Page text entries:
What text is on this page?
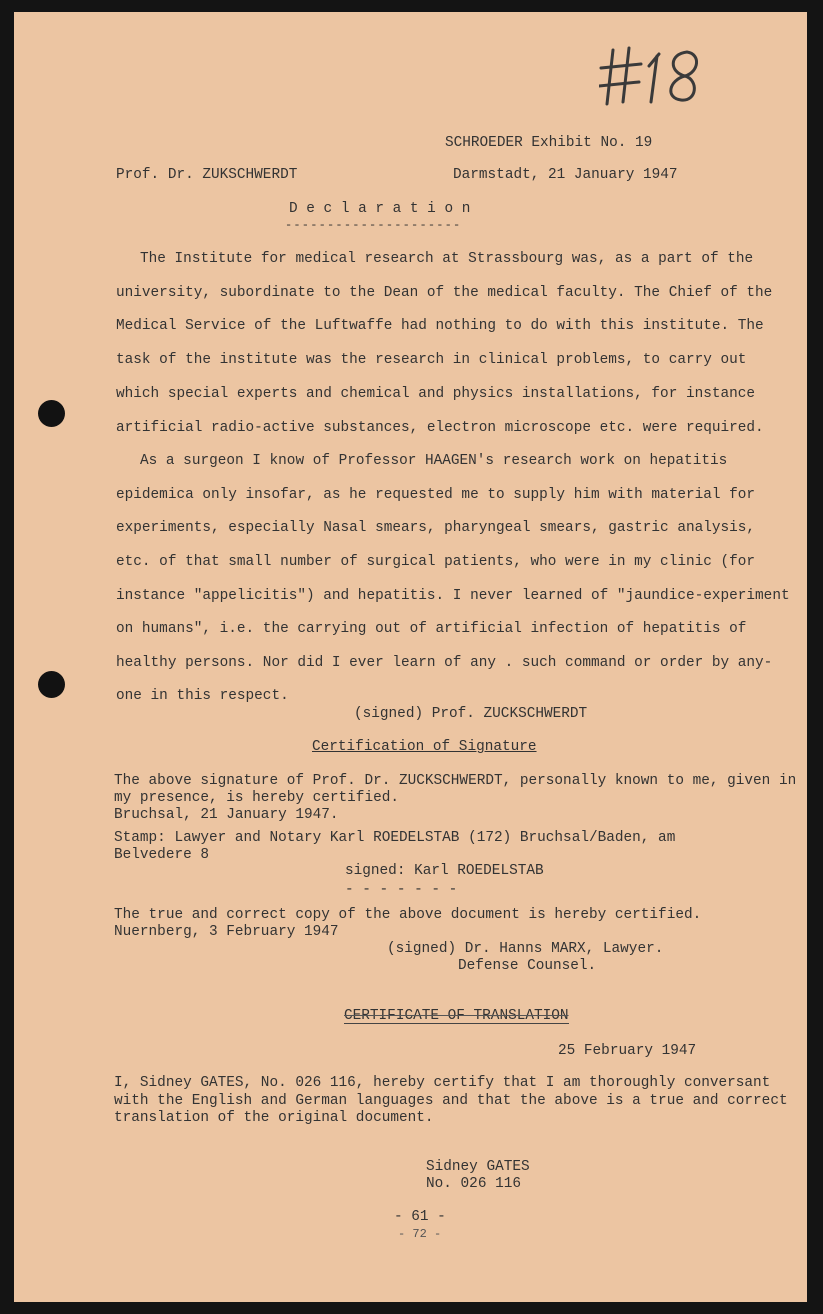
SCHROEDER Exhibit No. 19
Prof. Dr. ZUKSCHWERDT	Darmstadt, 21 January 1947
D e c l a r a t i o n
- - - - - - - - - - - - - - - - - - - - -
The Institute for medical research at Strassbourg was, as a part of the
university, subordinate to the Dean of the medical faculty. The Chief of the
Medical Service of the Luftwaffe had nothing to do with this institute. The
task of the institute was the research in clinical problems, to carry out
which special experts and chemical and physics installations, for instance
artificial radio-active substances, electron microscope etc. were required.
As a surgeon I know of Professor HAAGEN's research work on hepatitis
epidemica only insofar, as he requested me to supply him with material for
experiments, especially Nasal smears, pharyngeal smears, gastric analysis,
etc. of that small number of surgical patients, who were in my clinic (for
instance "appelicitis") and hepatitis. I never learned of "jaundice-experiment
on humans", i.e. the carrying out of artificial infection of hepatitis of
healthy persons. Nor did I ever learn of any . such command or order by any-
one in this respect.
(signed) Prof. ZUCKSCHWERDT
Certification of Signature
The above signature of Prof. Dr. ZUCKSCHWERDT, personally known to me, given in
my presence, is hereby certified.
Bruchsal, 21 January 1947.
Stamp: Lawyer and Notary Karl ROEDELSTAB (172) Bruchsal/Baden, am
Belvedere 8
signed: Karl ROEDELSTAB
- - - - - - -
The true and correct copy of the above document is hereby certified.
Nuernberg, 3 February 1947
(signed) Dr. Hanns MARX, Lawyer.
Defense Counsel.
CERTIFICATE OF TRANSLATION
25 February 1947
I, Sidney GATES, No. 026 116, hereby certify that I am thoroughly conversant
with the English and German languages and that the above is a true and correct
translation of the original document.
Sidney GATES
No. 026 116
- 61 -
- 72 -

- Task requirements -
The records above need to be printed in full and exactly, without any of the pictures.

- Response to this task -
What text is on this page?
SCHROEDER Exhibit No. 19
Prof. Dr. ZUKSCHWERDT	Darmstadt, 21 January 1947
D e c l a r a t i o n
- - - - - - - - - - - - - - - - - - - - -
The Institute for medical research at Strassbourg was, as a part of the
university, subordinate to the Dean of the medical faculty. The Chief of the
Medical Service of the Luftwaffe had nothing to do with this institute. The
task of the institute was the research in clinical problems, to carry out
which special experts and chemical and physics installations, for instance
artificial radio-active substances, electron microscope etc. were required.
As a surgeon I know of Professor HAAGEN's research work on hepatitis
epidemica only insofar, as he requested me to supply him with material for
experiments, especially Nasal smears, pharyngeal smears, gastric analysis,
etc. of that small number of surgical patients, who were in my clinic (for
instance "appelicitis") and hepatitis. I never learned of "jaundice-experiment
on humans", i.e. the carrying out of artificial infection of hepatitis of
healthy persons. Nor did I ever learn of any . such command or order by any-
one in this respect.
(signed) Prof. ZUCKSCHWERDT
Certification of Signature
The above signature of Prof. Dr. ZUCKSCHWERDT, personally known to me, given in
my presence, is hereby certified.
Bruchsal, 21 January 1947.
Stamp: Lawyer and Notary Karl ROEDELSTAB (172) Bruchsal/Baden, am
Belvedere 8
signed: Karl ROEDELSTAB
- - - - - - -
The true and correct copy of the above document is hereby certified.
Nuernberg, 3 February 1947
(signed) Dr. Hanns MARX, Lawyer.
Defense Counsel.
CERTIFICATE OF TRANSLATION
25 February 1947
I, Sidney GATES, No. 026 116, hereby certify that I am thoroughly conversant
with the English and German languages and that the above is a true and correct
translation of the original document.
Sidney GATES
No. 026 116
- 61 -
- 72 -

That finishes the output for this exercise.